[Entries taken from a collection]
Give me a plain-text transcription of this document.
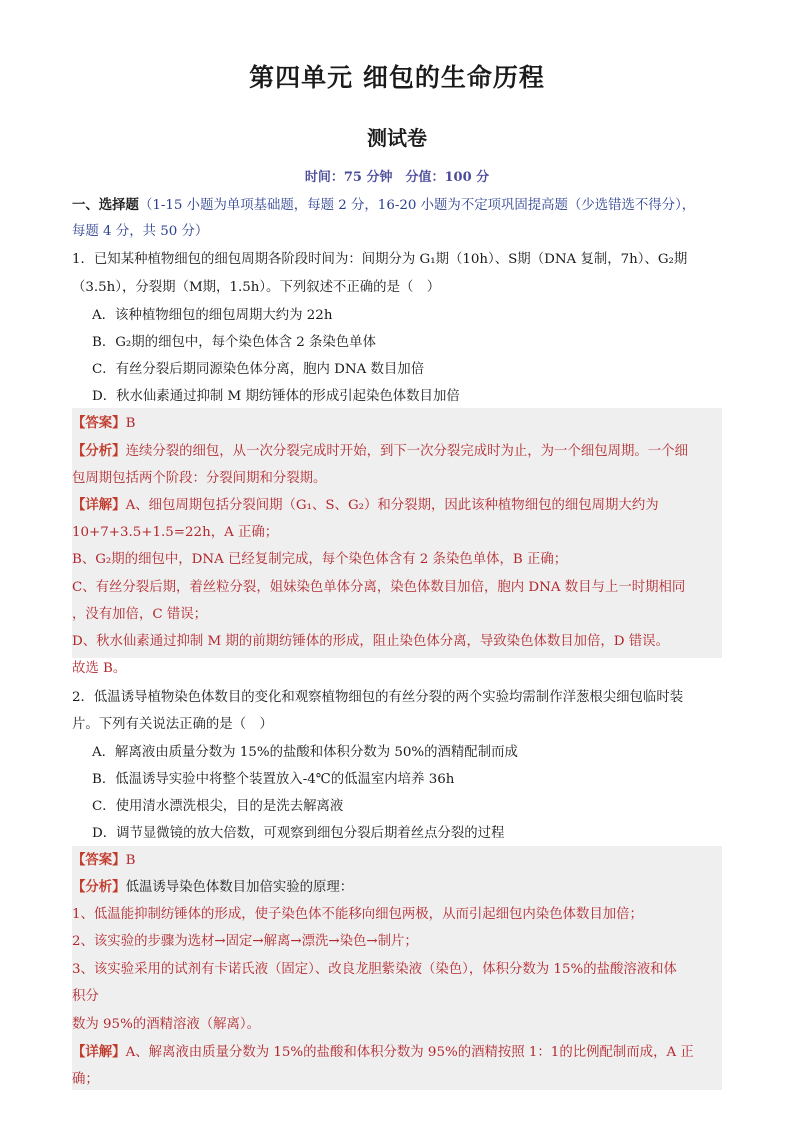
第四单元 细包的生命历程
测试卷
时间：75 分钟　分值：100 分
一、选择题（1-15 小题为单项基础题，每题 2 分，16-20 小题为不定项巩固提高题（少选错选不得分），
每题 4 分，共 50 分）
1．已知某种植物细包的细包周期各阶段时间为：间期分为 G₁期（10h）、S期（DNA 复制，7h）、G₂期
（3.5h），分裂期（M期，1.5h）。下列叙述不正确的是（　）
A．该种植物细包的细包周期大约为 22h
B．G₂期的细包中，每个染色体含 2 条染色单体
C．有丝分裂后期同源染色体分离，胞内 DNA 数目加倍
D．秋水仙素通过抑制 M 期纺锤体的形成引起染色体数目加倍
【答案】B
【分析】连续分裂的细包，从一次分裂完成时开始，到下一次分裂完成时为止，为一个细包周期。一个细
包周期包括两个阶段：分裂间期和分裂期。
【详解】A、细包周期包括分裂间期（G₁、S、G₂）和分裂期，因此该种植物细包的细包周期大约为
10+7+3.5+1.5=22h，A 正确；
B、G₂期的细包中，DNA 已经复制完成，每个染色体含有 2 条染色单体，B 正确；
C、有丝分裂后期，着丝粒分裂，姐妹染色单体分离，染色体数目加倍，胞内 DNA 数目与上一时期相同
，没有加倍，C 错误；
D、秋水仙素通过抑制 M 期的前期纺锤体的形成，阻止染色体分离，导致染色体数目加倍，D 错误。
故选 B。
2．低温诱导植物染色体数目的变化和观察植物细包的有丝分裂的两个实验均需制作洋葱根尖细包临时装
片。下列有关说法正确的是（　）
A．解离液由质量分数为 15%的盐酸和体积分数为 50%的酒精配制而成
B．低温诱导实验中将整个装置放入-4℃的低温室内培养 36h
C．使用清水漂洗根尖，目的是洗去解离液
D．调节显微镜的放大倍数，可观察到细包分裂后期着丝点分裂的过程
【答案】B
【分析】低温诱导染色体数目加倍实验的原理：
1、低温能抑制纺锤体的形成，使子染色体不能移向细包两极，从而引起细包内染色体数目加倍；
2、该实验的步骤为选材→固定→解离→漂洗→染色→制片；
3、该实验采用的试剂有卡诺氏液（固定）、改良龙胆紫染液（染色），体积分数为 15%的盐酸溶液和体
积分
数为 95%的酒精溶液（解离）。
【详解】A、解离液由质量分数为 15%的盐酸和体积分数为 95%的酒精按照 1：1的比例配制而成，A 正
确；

_Exercise requirements_.
Leave out the pictures and give the listing above again exactly.

_Answer in full_.
Give me a plain-text transcription of this document.
第四单元 细包的生命历程
测试卷
时间：75 分钟　分值：100 分
一、选择题（1-15 小题为单项基础题，每题 2 分，16-20 小题为不定项巩固提高题（少选错选不得分），
每题 4 分，共 50 分）
1．已知某种植物细包的细包周期各阶段时间为：间期分为 G₁期（10h）、S期（DNA 复制，7h）、G₂期
（3.5h），分裂期（M期，1.5h）。下列叙述不正确的是（　）
A．该种植物细包的细包周期大约为 22h
B．G₂期的细包中，每个染色体含 2 条染色单体
C．有丝分裂后期同源染色体分离，胞内 DNA 数目加倍
D．秋水仙素通过抑制 M 期纺锤体的形成引起染色体数目加倍
【答案】B
【分析】连续分裂的细包，从一次分裂完成时开始，到下一次分裂完成时为止，为一个细包周期。一个细
包周期包括两个阶段：分裂间期和分裂期。
【详解】A、细包周期包括分裂间期（G₁、S、G₂）和分裂期，因此该种植物细包的细包周期大约为
10+7+3.5+1.5=22h，A 正确；
B、G₂期的细包中，DNA 已经复制完成，每个染色体含有 2 条染色单体，B 正确；
C、有丝分裂后期，着丝粒分裂，姐妹染色单体分离，染色体数目加倍，胞内 DNA 数目与上一时期相同
，没有加倍，C 错误；
D、秋水仙素通过抑制 M 期的前期纺锤体的形成，阻止染色体分离，导致染色体数目加倍，D 错误。
故选 B。
2．低温诱导植物染色体数目的变化和观察植物细包的有丝分裂的两个实验均需制作洋葱根尖细包临时装
片。下列有关说法正确的是（　）
A．解离液由质量分数为 15%的盐酸和体积分数为 50%的酒精配制而成
B．低温诱导实验中将整个装置放入-4℃的低温室内培养 36h
C．使用清水漂洗根尖，目的是洗去解离液
D．调节显微镜的放大倍数，可观察到细包分裂后期着丝点分裂的过程
【答案】B
【分析】低温诱导染色体数目加倍实验的原理：
1、低温能抑制纺锤体的形成，使子染色体不能移向细包两极，从而引起细包内染色体数目加倍；
2、该实验的步骤为选材→固定→解离→漂洗→染色→制片；
3、该实验采用的试剂有卡诺氏液（固定）、改良龙胆紫染液（染色），体积分数为 15%的盐酸溶液和体
积分
数为 95%的酒精溶液（解离）。
【详解】A、解离液由质量分数为 15%的盐酸和体积分数为 95%的酒精按照 1：1的比例配制而成，A 正
确；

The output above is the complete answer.